Return all of the data exactly, with nothing left out but the pictures.

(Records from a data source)
-*-

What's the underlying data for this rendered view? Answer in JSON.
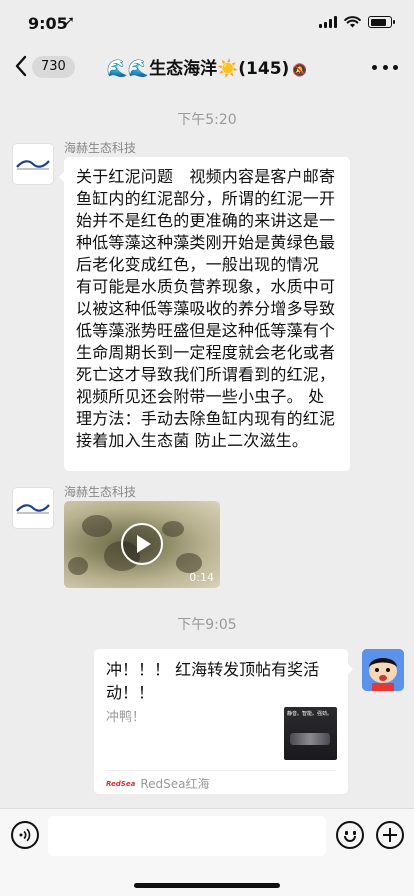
{
  "status_bar": {
    "time": "9:05",
    "location_icon": "location-arrow-icon",
    "battery_level": 0.8
  },
  "nav": {
    "back_icon": "chevron-left-icon",
    "unread_count": "730",
    "title_prefix": "🌊🌊",
    "title_main": "生态海洋",
    "title_emoji": "☀️",
    "title_count": "(145)",
    "mute_icon": "bell-slash-icon",
    "more_icon": "more-dots-icon"
  },
  "messages": {
    "time_1": "下午5:20",
    "sender_1": "海赫生态科技",
    "text_1": "关于红泥问题　视频内容是客户邮寄鱼缸内的红泥部分，所谓的红泥一开始并不是红色的更准确的来讲这是一种低等藻这种藻类刚开始是黄绿色最后老化变成红色，一般出现的情况 有可能是水质负营养现象，水质中可以被这种低等藻吸收的养分增多导致低等藻涨势旺盛但是这种低等藻有个生命周期长到一定程度就会老化或者死亡这才导致我们所谓看到的红泥，视频所见还会附带一些小虫子。 处理方法：手动去除鱼缸内现有的红泥接着加入生态菌 防止二次滋生。",
    "sender_2": "海赫生态科技",
    "video_duration": "0:14",
    "time_2": "下午9:05",
    "card": {
      "title": "冲！！！ 红海转发顶帖有奖活动！！",
      "desc": "冲鸭！",
      "thumb_caption": "静音。智能。强劲。",
      "source_logo": "RedSea",
      "source": "RedSea红海"
    }
  },
  "input_bar": {
    "voice_icon": "voice-icon",
    "emoji_icon": "emoji-icon",
    "plus_icon": "plus-icon"
  }
}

-*-

__WRITTEN RESPONSE__.
What's the underlying data for this rendered view? Answer in JSON.
{
  "status_bar": {
    "time": "9:05",
    "location_icon": "location-arrow-icon",
    "battery_level": 0.8
  },
  "nav": {
    "back_icon": "chevron-left-icon",
    "unread_count": "730",
    "title_prefix": "🌊🌊",
    "title_main": "生态海洋",
    "title_emoji": "☀️",
    "title_count": "(145)",
    "mute_icon": "bell-slash-icon",
    "more_icon": "more-dots-icon"
  },
  "messages": {
    "time_1": "下午5:20",
    "sender_1": "海赫生态科技",
    "text_1": "关于红泥问题　视频内容是客户邮寄鱼缸内的红泥部分，所谓的红泥一开始并不是红色的更准确的来讲这是一种低等藻这种藻类刚开始是黄绿色最后老化变成红色，一般出现的情况 有可能是水质负营养现象，水质中可以被这种低等藻吸收的养分增多导致低等藻涨势旺盛但是这种低等藻有个生命周期长到一定程度就会老化或者死亡这才导致我们所谓看到的红泥，视频所见还会附带一些小虫子。 处理方法：手动去除鱼缸内现有的红泥接着加入生态菌 防止二次滋生。",
    "sender_2": "海赫生态科技",
    "video_duration": "0:14",
    "time_2": "下午9:05",
    "card": {
      "title": "冲！！！ 红海转发顶帖有奖活动！！",
      "desc": "冲鸭！",
      "thumb_caption": "静音。智能。强劲。",
      "source_logo": "RedSea",
      "source": "RedSea红海"
    }
  },
  "input_bar": {
    "voice_icon": "voice-icon",
    "emoji_icon": "emoji-icon",
    "plus_icon": "plus-icon"
  }
}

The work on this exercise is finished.